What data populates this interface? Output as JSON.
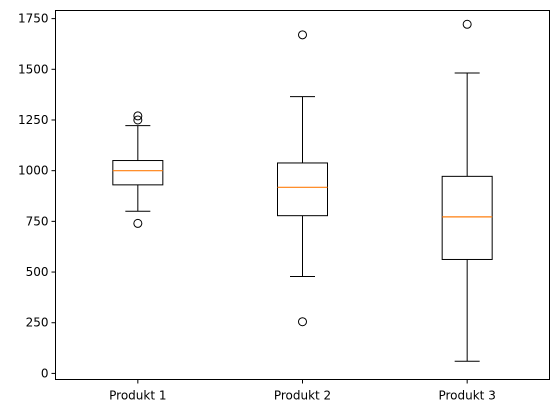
{
  "chart_data": {
    "type": "boxplot",
    "title": "",
    "xlabel": "",
    "ylabel": "",
    "categories": [
      "Produkt 1",
      "Produkt 2",
      "Produkt 3"
    ],
    "ylim": [
      -30,
      1790
    ],
    "yticks": [
      0,
      250,
      500,
      750,
      1000,
      1250,
      1500,
      1750
    ],
    "grid": false,
    "median_color": "#ff7f0e",
    "box_color": "#000000",
    "boxes": [
      {
        "name": "Produkt 1",
        "whisker_low": 800,
        "q1": 930,
        "median": 1000,
        "q3": 1050,
        "whisker_high": 1222,
        "fliers": [
          740,
          1250,
          1270
        ]
      },
      {
        "name": "Produkt 2",
        "whisker_low": 478,
        "q1": 778,
        "median": 918,
        "q3": 1038,
        "whisker_high": 1365,
        "fliers": [
          255,
          1670
        ]
      },
      {
        "name": "Produkt 3",
        "whisker_low": 60,
        "q1": 562,
        "median": 772,
        "q3": 972,
        "whisker_high": 1482,
        "fliers": [
          1722
        ]
      }
    ]
  }
}
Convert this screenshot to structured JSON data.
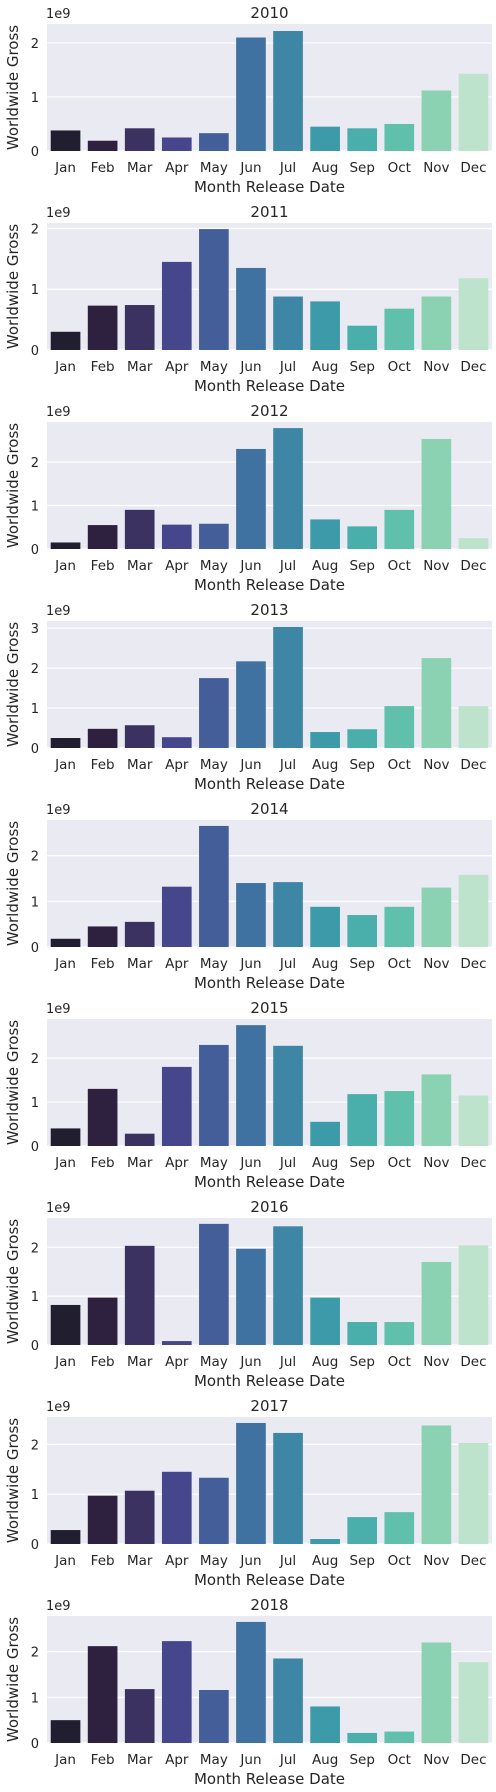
{
  "palette": [
    "#211f2f",
    "#2e2140",
    "#3b3262",
    "#45468b",
    "#445e9a",
    "#3f72a0",
    "#3d86a5",
    "#3d9aa8",
    "#4aaeaa",
    "#60c0ab",
    "#8ad2b1",
    "#bde3cd"
  ],
  "chart_data": [
    {
      "type": "bar",
      "title": "2010",
      "xlabel": "Month Release Date",
      "ylabel": "Worldwide Gross",
      "offset_label": "1e9",
      "categories": [
        "Jan",
        "Feb",
        "Mar",
        "Apr",
        "May",
        "Jun",
        "Jul",
        "Aug",
        "Sep",
        "Oct",
        "Nov",
        "Dec"
      ],
      "values": [
        0.38,
        0.19,
        0.42,
        0.25,
        0.33,
        2.1,
        2.22,
        0.45,
        0.42,
        0.5,
        1.12,
        1.43
      ],
      "yticks": [
        0,
        1,
        2
      ],
      "ylim": [
        0,
        2.35
      ],
      "grid": true
    },
    {
      "type": "bar",
      "title": "2011",
      "xlabel": "Month Release Date",
      "ylabel": "Worldwide Gross",
      "offset_label": "1e9",
      "categories": [
        "Jan",
        "Feb",
        "Mar",
        "Apr",
        "May",
        "Jun",
        "Jul",
        "Aug",
        "Sep",
        "Oct",
        "Nov",
        "Dec"
      ],
      "values": [
        0.3,
        0.73,
        0.74,
        1.45,
        1.99,
        1.35,
        0.88,
        0.8,
        0.4,
        0.68,
        0.88,
        1.18
      ],
      "yticks": [
        0,
        1,
        2
      ],
      "ylim": [
        0,
        2.09
      ],
      "grid": true
    },
    {
      "type": "bar",
      "title": "2012",
      "xlabel": "Month Release Date",
      "ylabel": "Worldwide Gross",
      "offset_label": "1e9",
      "categories": [
        "Jan",
        "Feb",
        "Mar",
        "Apr",
        "May",
        "Jun",
        "Jul",
        "Aug",
        "Sep",
        "Oct",
        "Nov",
        "Dec"
      ],
      "values": [
        0.15,
        0.55,
        0.9,
        0.56,
        0.58,
        2.3,
        2.78,
        0.68,
        0.52,
        0.9,
        2.53,
        0.25
      ],
      "yticks": [
        0,
        1,
        2
      ],
      "ylim": [
        0,
        2.92
      ],
      "grid": true
    },
    {
      "type": "bar",
      "title": "2013",
      "xlabel": "Month Release Date",
      "ylabel": "Worldwide Gross",
      "offset_label": "1e9",
      "categories": [
        "Jan",
        "Feb",
        "Mar",
        "Apr",
        "May",
        "Jun",
        "Jul",
        "Aug",
        "Sep",
        "Oct",
        "Nov",
        "Dec"
      ],
      "values": [
        0.25,
        0.48,
        0.57,
        0.27,
        1.75,
        2.17,
        3.03,
        0.4,
        0.47,
        1.05,
        2.25,
        1.05
      ],
      "yticks": [
        0,
        1,
        2,
        3
      ],
      "ylim": [
        0,
        3.18
      ],
      "grid": true
    },
    {
      "type": "bar",
      "title": "2014",
      "xlabel": "Month Release Date",
      "ylabel": "Worldwide Gross",
      "offset_label": "1e9",
      "categories": [
        "Jan",
        "Feb",
        "Mar",
        "Apr",
        "May",
        "Jun",
        "Jul",
        "Aug",
        "Sep",
        "Oct",
        "Nov",
        "Dec"
      ],
      "values": [
        0.18,
        0.45,
        0.55,
        1.32,
        2.65,
        1.4,
        1.42,
        0.88,
        0.7,
        0.88,
        1.3,
        1.58
      ],
      "yticks": [
        0,
        1,
        2
      ],
      "ylim": [
        0,
        2.78
      ],
      "grid": true
    },
    {
      "type": "bar",
      "title": "2015",
      "xlabel": "Month Release Date",
      "ylabel": "Worldwide Gross",
      "offset_label": "1e9",
      "categories": [
        "Jan",
        "Feb",
        "Mar",
        "Apr",
        "May",
        "Jun",
        "Jul",
        "Aug",
        "Sep",
        "Oct",
        "Nov",
        "Dec"
      ],
      "values": [
        0.4,
        1.3,
        0.28,
        1.8,
        2.3,
        2.75,
        2.28,
        0.55,
        1.18,
        1.25,
        1.63,
        1.15
      ],
      "yticks": [
        0,
        1,
        2
      ],
      "ylim": [
        0,
        2.89
      ],
      "grid": true
    },
    {
      "type": "bar",
      "title": "2016",
      "xlabel": "Month Release Date",
      "ylabel": "Worldwide Gross",
      "offset_label": "1e9",
      "categories": [
        "Jan",
        "Feb",
        "Mar",
        "Apr",
        "May",
        "Jun",
        "Jul",
        "Aug",
        "Sep",
        "Oct",
        "Nov",
        "Dec"
      ],
      "values": [
        0.82,
        0.97,
        2.03,
        0.08,
        2.48,
        1.97,
        2.43,
        0.97,
        0.47,
        0.47,
        1.7,
        2.04
      ],
      "yticks": [
        0,
        1,
        2
      ],
      "ylim": [
        0,
        2.6
      ],
      "grid": true
    },
    {
      "type": "bar",
      "title": "2017",
      "xlabel": "Month Release Date",
      "ylabel": "Worldwide Gross",
      "offset_label": "1e9",
      "categories": [
        "Jan",
        "Feb",
        "Mar",
        "Apr",
        "May",
        "Jun",
        "Jul",
        "Aug",
        "Sep",
        "Oct",
        "Nov",
        "Dec"
      ],
      "values": [
        0.28,
        0.97,
        1.07,
        1.45,
        1.33,
        2.43,
        2.23,
        0.1,
        0.54,
        0.64,
        2.38,
        2.03
      ],
      "yticks": [
        0,
        1,
        2
      ],
      "ylim": [
        0,
        2.55
      ],
      "grid": true
    },
    {
      "type": "bar",
      "title": "2018",
      "xlabel": "Month Release Date",
      "ylabel": "Worldwide Gross",
      "offset_label": "1e9",
      "categories": [
        "Jan",
        "Feb",
        "Mar",
        "Apr",
        "May",
        "Jun",
        "Jul",
        "Aug",
        "Sep",
        "Oct",
        "Nov",
        "Dec"
      ],
      "values": [
        0.5,
        2.12,
        1.18,
        2.23,
        1.16,
        2.65,
        1.85,
        0.8,
        0.22,
        0.25,
        2.2,
        1.77
      ],
      "yticks": [
        0,
        1,
        2
      ],
      "ylim": [
        0,
        2.78
      ],
      "grid": true
    }
  ]
}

-----

Written task
Extract all lines from the material above that include the word "title".

Exercise result
    "title": "",
      "title": "2010",
      "title": "2011",
      "title": "2012",
      "title": "2013",
      "title": "2014",
      "title": "2015",
      "title": "2016",
      "title": "2017",
      "title": "2018",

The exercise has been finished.